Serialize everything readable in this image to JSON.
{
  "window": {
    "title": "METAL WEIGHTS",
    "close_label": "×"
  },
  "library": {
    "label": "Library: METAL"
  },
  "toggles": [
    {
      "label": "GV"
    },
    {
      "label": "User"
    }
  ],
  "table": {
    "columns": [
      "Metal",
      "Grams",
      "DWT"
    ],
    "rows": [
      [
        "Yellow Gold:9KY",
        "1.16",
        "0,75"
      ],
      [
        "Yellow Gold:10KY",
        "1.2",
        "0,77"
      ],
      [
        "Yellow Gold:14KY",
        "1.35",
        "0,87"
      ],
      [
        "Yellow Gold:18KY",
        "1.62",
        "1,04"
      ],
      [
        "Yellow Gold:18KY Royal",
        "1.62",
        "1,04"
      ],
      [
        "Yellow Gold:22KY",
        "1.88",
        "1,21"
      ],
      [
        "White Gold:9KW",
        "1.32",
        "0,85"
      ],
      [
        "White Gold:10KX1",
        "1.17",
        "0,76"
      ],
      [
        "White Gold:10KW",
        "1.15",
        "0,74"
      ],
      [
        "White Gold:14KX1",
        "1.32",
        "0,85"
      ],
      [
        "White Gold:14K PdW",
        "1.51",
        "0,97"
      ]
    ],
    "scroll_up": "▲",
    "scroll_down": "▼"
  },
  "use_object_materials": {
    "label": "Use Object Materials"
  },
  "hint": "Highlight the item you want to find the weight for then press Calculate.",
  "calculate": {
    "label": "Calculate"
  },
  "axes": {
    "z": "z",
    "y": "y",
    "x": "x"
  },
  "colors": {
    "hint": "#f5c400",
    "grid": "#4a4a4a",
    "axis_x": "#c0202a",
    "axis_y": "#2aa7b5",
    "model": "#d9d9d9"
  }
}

==

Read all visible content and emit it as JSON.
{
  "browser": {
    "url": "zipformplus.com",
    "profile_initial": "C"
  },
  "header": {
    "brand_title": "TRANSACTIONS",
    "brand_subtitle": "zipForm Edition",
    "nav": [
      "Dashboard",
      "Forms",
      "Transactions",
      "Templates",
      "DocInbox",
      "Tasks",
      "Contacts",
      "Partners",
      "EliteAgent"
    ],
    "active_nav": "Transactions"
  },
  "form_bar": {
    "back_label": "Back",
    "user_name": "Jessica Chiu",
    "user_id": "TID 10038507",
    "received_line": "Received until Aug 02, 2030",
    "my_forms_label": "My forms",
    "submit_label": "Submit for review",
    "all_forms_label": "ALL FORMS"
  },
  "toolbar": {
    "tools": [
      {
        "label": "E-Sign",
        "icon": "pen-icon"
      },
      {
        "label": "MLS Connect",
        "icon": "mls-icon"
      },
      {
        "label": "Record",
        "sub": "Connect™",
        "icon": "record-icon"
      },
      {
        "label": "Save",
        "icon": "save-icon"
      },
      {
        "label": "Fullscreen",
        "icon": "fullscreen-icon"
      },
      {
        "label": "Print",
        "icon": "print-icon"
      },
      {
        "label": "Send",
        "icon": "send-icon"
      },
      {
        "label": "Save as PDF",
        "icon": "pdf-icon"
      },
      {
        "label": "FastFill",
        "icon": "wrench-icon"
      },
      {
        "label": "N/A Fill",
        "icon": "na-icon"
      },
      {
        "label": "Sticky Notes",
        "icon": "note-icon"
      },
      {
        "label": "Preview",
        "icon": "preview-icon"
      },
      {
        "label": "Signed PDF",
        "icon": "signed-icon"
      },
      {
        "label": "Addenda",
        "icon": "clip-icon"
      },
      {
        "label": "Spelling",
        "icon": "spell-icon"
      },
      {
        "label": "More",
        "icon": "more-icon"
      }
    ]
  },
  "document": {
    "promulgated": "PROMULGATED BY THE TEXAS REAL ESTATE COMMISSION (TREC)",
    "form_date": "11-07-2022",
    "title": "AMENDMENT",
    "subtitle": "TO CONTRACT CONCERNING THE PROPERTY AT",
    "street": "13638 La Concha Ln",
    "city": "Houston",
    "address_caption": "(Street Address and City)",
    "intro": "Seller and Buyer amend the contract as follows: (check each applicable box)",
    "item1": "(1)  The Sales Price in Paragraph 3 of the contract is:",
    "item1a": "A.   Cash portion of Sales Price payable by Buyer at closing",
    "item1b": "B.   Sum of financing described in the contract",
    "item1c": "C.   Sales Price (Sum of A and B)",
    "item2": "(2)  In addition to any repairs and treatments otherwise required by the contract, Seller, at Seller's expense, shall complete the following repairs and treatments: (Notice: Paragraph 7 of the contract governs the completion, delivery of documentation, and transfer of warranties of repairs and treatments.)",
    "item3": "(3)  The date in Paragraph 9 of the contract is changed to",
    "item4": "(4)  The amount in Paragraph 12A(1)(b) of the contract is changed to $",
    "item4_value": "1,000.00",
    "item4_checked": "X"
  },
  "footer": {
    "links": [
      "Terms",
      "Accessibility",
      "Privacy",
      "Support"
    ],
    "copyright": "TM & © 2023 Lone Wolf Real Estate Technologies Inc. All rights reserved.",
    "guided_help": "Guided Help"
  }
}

* * *

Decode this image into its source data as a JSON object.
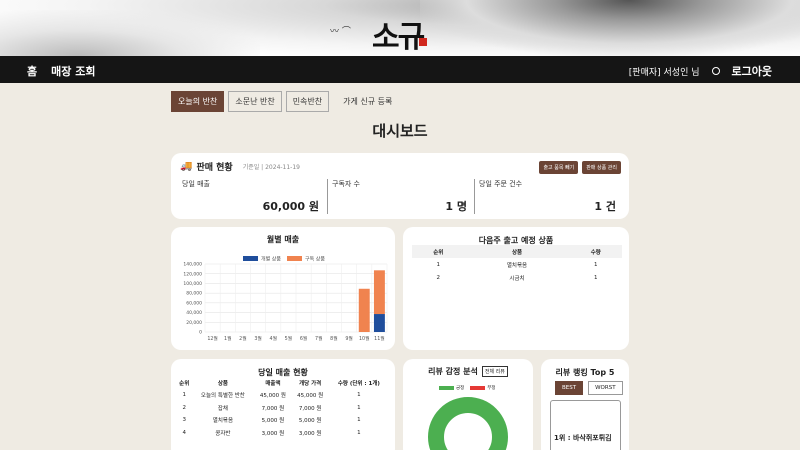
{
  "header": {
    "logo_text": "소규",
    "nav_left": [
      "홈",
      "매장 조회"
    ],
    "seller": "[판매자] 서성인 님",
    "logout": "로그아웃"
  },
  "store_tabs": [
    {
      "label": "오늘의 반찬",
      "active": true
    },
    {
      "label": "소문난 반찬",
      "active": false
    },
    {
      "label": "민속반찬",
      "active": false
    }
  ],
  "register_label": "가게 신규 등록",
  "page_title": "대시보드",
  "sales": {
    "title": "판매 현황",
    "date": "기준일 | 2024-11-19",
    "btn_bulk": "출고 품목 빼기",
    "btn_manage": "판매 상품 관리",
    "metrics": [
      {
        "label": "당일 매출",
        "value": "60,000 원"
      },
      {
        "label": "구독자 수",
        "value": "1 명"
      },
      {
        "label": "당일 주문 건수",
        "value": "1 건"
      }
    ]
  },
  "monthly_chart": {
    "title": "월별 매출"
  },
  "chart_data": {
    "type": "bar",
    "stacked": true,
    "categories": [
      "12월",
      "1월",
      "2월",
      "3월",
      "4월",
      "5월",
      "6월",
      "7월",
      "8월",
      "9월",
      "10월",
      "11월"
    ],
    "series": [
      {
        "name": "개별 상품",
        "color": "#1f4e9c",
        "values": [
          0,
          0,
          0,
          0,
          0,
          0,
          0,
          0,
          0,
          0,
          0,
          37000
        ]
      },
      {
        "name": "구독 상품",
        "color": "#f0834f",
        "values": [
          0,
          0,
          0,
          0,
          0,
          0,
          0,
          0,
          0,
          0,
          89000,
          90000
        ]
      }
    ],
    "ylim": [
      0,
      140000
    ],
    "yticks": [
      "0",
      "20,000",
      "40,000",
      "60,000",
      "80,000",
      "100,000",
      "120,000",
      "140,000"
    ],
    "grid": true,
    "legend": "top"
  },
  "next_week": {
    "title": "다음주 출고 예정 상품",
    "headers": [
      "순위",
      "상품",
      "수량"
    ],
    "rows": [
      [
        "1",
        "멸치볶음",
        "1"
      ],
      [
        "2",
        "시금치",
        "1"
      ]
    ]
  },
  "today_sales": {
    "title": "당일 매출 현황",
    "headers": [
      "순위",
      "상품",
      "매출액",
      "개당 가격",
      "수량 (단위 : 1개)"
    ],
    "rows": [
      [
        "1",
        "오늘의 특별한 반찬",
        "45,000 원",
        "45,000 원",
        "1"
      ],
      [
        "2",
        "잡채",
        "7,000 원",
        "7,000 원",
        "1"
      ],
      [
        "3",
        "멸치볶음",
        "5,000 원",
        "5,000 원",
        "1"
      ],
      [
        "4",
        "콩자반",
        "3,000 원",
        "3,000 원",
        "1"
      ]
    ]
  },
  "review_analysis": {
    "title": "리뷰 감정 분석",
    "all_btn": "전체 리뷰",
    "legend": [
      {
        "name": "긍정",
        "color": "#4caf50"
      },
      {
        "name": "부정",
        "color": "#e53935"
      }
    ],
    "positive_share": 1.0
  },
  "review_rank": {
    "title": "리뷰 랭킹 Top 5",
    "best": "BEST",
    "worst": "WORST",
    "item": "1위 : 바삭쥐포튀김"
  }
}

[Exercise goal]
Which lines hold the word "Buyer"? Return all of them from the records above.

[Output for this exercise]
    "intro": "Seller and Buyer amend the contract as follows: (check each applicable box)",
    "item1a": "A.   Cash portion of Sales Price payable by Buyer at closing",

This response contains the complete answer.